**What to produce**
Copy out every line containing the word "JSON".

**Exercise material**
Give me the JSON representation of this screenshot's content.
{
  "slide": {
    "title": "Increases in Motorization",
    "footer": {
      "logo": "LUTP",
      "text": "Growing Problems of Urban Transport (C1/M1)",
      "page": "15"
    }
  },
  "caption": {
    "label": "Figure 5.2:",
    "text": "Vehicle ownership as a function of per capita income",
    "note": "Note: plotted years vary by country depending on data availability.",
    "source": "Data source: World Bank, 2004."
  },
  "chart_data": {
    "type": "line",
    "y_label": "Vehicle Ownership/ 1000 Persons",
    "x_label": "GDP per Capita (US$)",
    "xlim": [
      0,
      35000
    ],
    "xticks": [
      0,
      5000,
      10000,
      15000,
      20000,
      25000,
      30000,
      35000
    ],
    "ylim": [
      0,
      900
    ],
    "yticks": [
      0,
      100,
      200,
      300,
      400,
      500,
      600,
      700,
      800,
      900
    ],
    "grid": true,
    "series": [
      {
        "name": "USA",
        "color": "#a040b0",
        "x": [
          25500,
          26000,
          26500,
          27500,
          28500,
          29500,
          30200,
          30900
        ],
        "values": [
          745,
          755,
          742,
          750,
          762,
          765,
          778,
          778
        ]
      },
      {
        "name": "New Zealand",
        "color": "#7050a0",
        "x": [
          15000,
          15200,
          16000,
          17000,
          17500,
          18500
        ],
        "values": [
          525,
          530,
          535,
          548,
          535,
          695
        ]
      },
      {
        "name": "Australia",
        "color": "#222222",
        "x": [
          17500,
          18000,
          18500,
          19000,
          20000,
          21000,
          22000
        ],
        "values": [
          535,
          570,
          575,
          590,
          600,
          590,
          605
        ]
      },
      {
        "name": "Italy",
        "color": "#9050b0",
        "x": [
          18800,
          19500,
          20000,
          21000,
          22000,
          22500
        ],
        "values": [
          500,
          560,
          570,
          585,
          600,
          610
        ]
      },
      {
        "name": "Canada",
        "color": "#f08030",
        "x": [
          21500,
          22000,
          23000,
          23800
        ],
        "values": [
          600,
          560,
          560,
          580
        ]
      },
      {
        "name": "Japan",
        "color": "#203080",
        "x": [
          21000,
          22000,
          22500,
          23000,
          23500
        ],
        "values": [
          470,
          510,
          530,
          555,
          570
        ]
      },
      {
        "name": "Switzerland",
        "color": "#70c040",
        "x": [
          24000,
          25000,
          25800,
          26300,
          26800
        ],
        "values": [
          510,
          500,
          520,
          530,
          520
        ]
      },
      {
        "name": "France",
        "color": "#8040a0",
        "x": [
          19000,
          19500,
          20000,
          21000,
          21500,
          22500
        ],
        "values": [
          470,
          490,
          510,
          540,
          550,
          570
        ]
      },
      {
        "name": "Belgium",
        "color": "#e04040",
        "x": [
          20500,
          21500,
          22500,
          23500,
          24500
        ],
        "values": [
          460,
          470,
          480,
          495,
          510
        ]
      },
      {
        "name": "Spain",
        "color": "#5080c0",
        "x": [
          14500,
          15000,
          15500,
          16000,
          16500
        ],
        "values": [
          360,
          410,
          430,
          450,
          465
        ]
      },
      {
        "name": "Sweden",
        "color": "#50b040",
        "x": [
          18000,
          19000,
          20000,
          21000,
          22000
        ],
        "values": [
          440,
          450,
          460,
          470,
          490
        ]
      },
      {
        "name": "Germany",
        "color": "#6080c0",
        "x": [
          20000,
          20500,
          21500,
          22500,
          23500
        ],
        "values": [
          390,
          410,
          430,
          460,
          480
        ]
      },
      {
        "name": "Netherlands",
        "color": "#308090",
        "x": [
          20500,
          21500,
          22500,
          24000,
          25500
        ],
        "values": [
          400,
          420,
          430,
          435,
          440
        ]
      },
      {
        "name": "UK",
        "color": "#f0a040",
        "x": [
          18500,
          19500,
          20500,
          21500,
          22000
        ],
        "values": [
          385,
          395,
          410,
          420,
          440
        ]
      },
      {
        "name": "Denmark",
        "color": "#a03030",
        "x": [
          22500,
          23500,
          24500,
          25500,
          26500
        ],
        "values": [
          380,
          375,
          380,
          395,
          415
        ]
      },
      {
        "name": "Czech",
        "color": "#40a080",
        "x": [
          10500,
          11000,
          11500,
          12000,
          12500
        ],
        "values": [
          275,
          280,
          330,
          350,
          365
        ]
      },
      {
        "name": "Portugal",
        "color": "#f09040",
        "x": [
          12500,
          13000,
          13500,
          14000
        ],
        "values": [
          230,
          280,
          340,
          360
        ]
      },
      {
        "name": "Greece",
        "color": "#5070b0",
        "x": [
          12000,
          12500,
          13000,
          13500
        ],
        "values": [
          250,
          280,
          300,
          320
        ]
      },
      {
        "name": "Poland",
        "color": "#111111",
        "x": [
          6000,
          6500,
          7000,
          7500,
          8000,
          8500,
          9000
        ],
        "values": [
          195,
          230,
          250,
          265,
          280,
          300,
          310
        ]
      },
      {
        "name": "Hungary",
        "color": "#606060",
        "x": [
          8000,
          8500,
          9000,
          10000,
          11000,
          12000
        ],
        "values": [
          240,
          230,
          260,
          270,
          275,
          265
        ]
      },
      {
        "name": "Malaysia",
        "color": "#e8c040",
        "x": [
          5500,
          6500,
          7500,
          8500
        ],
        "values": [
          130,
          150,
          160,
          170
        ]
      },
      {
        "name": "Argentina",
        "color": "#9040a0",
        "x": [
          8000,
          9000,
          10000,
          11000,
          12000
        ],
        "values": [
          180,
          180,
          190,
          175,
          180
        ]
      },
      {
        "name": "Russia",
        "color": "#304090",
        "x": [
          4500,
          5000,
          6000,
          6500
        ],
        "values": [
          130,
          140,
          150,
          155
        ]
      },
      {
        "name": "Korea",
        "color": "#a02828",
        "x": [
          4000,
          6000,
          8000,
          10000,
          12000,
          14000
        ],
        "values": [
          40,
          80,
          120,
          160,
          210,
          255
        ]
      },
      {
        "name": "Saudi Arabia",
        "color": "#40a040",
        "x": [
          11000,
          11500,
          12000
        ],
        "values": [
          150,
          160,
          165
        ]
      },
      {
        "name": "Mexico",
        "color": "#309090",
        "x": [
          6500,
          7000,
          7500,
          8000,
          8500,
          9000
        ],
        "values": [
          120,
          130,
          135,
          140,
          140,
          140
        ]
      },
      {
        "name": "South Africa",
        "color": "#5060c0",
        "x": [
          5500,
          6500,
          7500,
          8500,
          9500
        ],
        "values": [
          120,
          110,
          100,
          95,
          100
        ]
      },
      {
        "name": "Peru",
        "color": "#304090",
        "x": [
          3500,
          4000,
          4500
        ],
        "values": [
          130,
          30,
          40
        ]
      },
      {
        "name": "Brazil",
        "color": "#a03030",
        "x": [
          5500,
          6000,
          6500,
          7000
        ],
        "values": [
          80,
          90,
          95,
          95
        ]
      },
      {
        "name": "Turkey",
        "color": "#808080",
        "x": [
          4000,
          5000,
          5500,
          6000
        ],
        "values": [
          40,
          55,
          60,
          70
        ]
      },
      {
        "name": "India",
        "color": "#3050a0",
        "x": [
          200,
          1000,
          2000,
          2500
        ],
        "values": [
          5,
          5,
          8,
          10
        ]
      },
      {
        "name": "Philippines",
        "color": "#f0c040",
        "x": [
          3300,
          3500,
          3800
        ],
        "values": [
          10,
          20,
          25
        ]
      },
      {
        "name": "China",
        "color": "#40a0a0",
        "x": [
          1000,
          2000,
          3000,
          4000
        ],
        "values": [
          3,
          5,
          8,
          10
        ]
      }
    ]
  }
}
...
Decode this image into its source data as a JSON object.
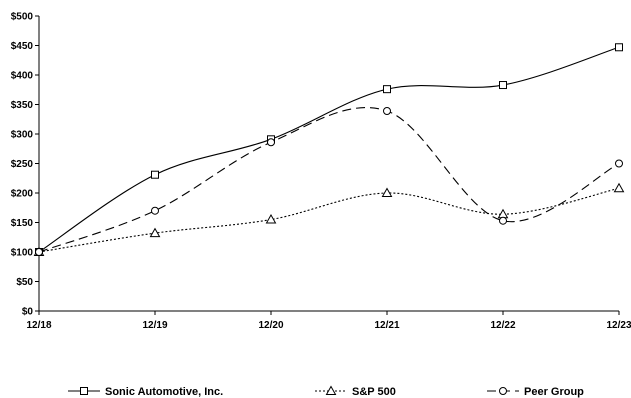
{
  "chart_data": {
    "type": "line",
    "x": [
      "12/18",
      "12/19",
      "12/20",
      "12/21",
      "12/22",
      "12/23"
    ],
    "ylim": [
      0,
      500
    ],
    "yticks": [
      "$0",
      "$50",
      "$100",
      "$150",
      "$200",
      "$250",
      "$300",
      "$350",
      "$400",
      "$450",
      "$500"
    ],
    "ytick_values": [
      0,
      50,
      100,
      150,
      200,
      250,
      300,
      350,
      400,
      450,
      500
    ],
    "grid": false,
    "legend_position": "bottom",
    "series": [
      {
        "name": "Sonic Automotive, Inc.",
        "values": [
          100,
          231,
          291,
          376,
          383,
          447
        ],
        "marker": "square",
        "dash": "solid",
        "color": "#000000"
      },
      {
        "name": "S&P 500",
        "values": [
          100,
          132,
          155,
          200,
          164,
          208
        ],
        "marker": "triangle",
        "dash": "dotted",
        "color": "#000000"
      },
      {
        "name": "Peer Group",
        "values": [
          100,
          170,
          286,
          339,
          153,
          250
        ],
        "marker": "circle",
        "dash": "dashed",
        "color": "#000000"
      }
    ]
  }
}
==
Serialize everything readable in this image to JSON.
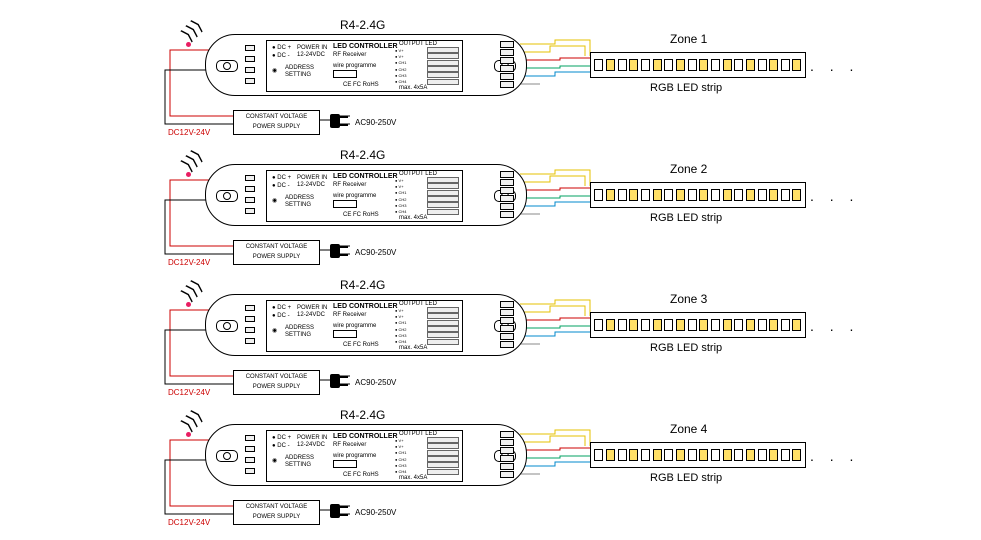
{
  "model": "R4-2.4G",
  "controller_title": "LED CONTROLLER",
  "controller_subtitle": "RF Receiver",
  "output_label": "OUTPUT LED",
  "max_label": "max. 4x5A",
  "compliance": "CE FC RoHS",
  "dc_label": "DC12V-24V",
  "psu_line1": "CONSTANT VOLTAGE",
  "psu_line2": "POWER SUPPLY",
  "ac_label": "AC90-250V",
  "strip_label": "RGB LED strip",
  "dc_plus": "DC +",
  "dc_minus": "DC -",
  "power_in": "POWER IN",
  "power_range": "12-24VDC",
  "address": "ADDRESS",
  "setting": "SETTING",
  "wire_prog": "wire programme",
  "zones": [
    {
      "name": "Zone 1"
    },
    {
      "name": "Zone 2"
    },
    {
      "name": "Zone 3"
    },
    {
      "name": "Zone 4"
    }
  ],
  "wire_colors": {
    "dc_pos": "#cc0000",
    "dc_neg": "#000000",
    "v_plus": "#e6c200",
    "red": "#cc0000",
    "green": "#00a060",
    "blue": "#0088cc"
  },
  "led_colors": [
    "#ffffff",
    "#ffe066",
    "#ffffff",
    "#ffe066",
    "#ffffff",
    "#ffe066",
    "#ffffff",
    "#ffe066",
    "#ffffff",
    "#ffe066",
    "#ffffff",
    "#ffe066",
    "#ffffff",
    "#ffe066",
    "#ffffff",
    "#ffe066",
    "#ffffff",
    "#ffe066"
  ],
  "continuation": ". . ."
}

**Exercise answer**
Give me the JSON representation of this screenshot's content.
Decode this image into its source data as a JSON object.
Serialize everything readable in this image to JSON.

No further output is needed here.